■ Task ■
The records that follow are to be repeated without alteration.

■ Records supplied ■

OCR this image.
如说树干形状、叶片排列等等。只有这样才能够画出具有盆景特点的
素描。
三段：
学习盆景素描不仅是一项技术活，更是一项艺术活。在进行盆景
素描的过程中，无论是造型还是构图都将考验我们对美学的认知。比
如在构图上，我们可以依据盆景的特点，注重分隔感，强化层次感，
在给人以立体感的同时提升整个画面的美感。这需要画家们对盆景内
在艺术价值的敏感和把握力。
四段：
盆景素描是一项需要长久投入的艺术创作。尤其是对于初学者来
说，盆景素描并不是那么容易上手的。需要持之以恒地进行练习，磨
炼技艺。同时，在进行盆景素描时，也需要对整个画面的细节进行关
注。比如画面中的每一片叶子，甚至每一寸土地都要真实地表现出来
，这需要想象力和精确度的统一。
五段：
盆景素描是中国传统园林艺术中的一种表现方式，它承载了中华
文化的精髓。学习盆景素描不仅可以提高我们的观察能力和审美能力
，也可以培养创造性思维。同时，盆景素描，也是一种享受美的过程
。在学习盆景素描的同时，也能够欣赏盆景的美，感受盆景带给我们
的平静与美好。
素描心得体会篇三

■ Expected answer ■
OCR this image.
如说树干形状、叶片排列等等。只有这样才能够画出具有盆景特点的
素描。
三段：
学习盆景素描不仅是一项技术活，更是一项艺术活。在进行盆景
素描的过程中，无论是造型还是构图都将考验我们对美学的认知。比
如在构图上，我们可以依据盆景的特点，注重分隔感，强化层次感，
在给人以立体感的同时提升整个画面的美感。这需要画家们对盆景内
在艺术价值的敏感和把握力。
四段：
盆景素描是一项需要长久投入的艺术创作。尤其是对于初学者来
说，盆景素描并不是那么容易上手的。需要持之以恒地进行练习，磨
炼技艺。同时，在进行盆景素描时，也需要对整个画面的细节进行关
注。比如画面中的每一片叶子，甚至每一寸土地都要真实地表现出来
，这需要想象力和精确度的统一。
五段：
盆景素描是中国传统园林艺术中的一种表现方式，它承载了中华
文化的精髓。学习盆景素描不仅可以提高我们的观察能力和审美能力
，也可以培养创造性思维。同时，盆景素描，也是一种享受美的过程
。在学习盆景素描的同时，也能够欣赏盆景的美，感受盆景带给我们
的平静与美好。
素描心得体会篇三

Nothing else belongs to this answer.